**Problem requirements:**
In the material below, list every line carrying the string "이야기에서".

**Records from a data source:**
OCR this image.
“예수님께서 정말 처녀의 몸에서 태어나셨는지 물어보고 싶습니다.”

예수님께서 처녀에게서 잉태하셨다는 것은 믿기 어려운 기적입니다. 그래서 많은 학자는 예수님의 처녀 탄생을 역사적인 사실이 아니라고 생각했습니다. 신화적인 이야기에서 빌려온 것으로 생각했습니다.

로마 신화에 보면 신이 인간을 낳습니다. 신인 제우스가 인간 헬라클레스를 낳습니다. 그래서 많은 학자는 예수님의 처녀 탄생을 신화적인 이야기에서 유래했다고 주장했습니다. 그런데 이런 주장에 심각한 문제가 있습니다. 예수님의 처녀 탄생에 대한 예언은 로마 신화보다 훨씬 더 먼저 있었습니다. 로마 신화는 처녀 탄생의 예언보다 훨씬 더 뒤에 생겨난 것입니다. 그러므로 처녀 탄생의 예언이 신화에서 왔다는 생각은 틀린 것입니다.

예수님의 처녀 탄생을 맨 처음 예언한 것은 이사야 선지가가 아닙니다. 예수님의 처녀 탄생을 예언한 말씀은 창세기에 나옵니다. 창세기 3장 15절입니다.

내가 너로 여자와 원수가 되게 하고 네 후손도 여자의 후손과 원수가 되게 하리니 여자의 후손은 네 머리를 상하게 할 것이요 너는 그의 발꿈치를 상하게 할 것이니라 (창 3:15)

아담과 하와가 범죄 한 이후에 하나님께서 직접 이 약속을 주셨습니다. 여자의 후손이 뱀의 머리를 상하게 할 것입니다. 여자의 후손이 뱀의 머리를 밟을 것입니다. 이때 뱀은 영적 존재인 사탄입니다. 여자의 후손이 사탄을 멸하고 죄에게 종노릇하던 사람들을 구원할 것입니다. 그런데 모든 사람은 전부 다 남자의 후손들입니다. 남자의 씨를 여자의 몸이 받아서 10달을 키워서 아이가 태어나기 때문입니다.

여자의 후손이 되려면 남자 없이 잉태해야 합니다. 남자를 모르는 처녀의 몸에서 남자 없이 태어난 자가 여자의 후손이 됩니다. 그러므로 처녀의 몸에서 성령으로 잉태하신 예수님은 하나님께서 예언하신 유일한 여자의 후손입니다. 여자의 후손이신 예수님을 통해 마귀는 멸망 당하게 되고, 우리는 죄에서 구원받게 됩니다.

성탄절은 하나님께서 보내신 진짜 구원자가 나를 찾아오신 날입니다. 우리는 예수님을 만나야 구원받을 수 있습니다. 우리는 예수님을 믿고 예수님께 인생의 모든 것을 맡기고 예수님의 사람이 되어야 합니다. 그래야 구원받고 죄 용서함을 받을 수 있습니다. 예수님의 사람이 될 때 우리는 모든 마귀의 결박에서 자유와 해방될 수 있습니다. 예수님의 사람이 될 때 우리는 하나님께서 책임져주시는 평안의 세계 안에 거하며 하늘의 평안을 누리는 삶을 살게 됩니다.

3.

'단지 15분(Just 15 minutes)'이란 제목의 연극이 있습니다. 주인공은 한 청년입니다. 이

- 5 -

**Exercise output:**
예수님께서 처녀에게서 잉태하셨다는 것은 믿기 어려운 기적입니다. 그래서 많은 학자는 예수님의 처녀 탄생을 역사적인 사실이 아니라고 생각했습니다. 신화적인 이야기에서 빌려온 것으로 생각했습니다.
로마 신화에 보면 신이 인간을 낳습니다. 신인 제우스가 인간 헬라클레스를 낳습니다. 그래서 많은 학자는 예수님의 처녀 탄생을 신화적인 이야기에서 유래했다고 주장했습니다. 그런데 이런 주장에 심각한 문제가 있습니다. 예수님의 처녀 탄생에 대한 예언은 로마 신화보다 훨씬 더 먼저 있었습니다. 로마 신화는 처녀 탄생의 예언보다 훨씬 더 뒤에 생겨난 것입니다. 그러므로 처녀 탄생의 예언이 신화에서 왔다는 생각은 틀린 것입니다.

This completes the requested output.